### Data supplied
# # # #
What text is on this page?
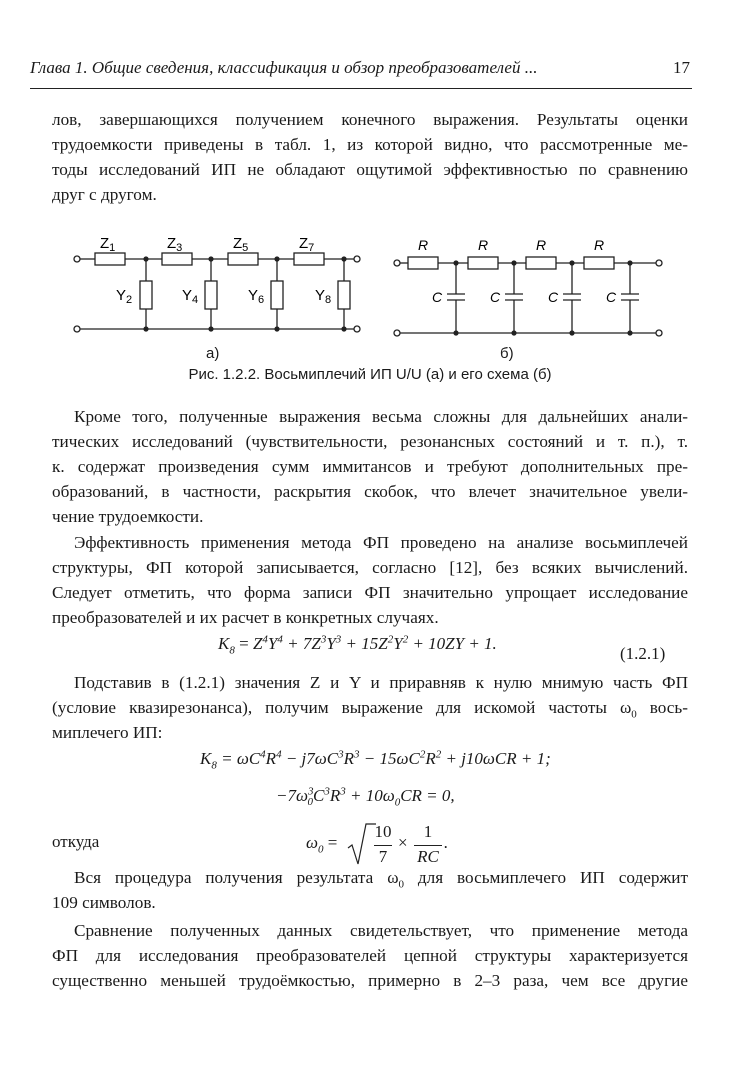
Глава 1. Общие сведения, классификация и обзор преобразователей ...	17
лов, завершающихся получением конечного выражения. Результаты оценки
трудоемкости приведены в табл. 1, из которой видно, что рассмотренные ме-
тоды исследований ИП не обладают ощутимой эффективностью по сравнению
друг с другом.
$Z_1$	$Z_3$	$Z_5$	$Z_7$
$Y_2$	$Y_4$	$Y_6$	$Y_8$
R	R	R	R
C	C	C	C
а)	б)
Рис. 1.2.2. Восьмиплечий ИП U/U (а) и его схема (б)
Кроме того, полученные выражения весьма сложны для дальнейших анали-
тических исследований (чувствительности, резонансных состояний и т. п.), т.
к. содержат произведения сумм иммитансов и требуют дополнительных пре-
образований, в частности, раскрытия скобок, что влечет значительное увели-
чение трудоемкости.
Эффективность применения метода ФП проведено на анализе восьмиплечей
структуры, ФП которой записывается, согласно [12], без всяких вычислений.
Следует отметить, что форма записи ФП значительно упрощает исследование
преобразователей и их расчет в конкретных случаях.
$K_8 = Z^4Y^4 + 7Z^3Y^3 + 15Z^2Y^2 + 10ZY + 1$.
(1.2.1)
Подставив в (1.2.1) значения Z и Y и приравняв к нулю мнимую часть ФП
(условие квазирезонанса), получим выражение для искомой частоты $\omega_0$ вось-
миплечего ИП:
$K_8 = \omega C^4R^4 - j7\omega C^3R^3 - 15\omega C^2R^2 + j10\omega CR + 1$;
$-7\omega^3_0C^3R^3 + 10\omega_0CR = 0$,
откуда	$\omega_0$ =
10
7
×
1
RC
.
Вся процедура получения результата $\omega_0$ для восьмиплечего ИП содержит
109 символов.
Сравнение полученных данных свидетельствует, что применение метода
ФП для исследования преобразователей цепной структуры характеризуется
существенно меньшей трудоёмкостью, примерно в 2–3 раза, чем все другие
# # # #
### Objective
Copy out each line that contains the word "трудоемкости".

### Output of the task
трудоемкости приведены в табл. 1, из которой видно, что рассмотренные ме-
чение трудоемкости.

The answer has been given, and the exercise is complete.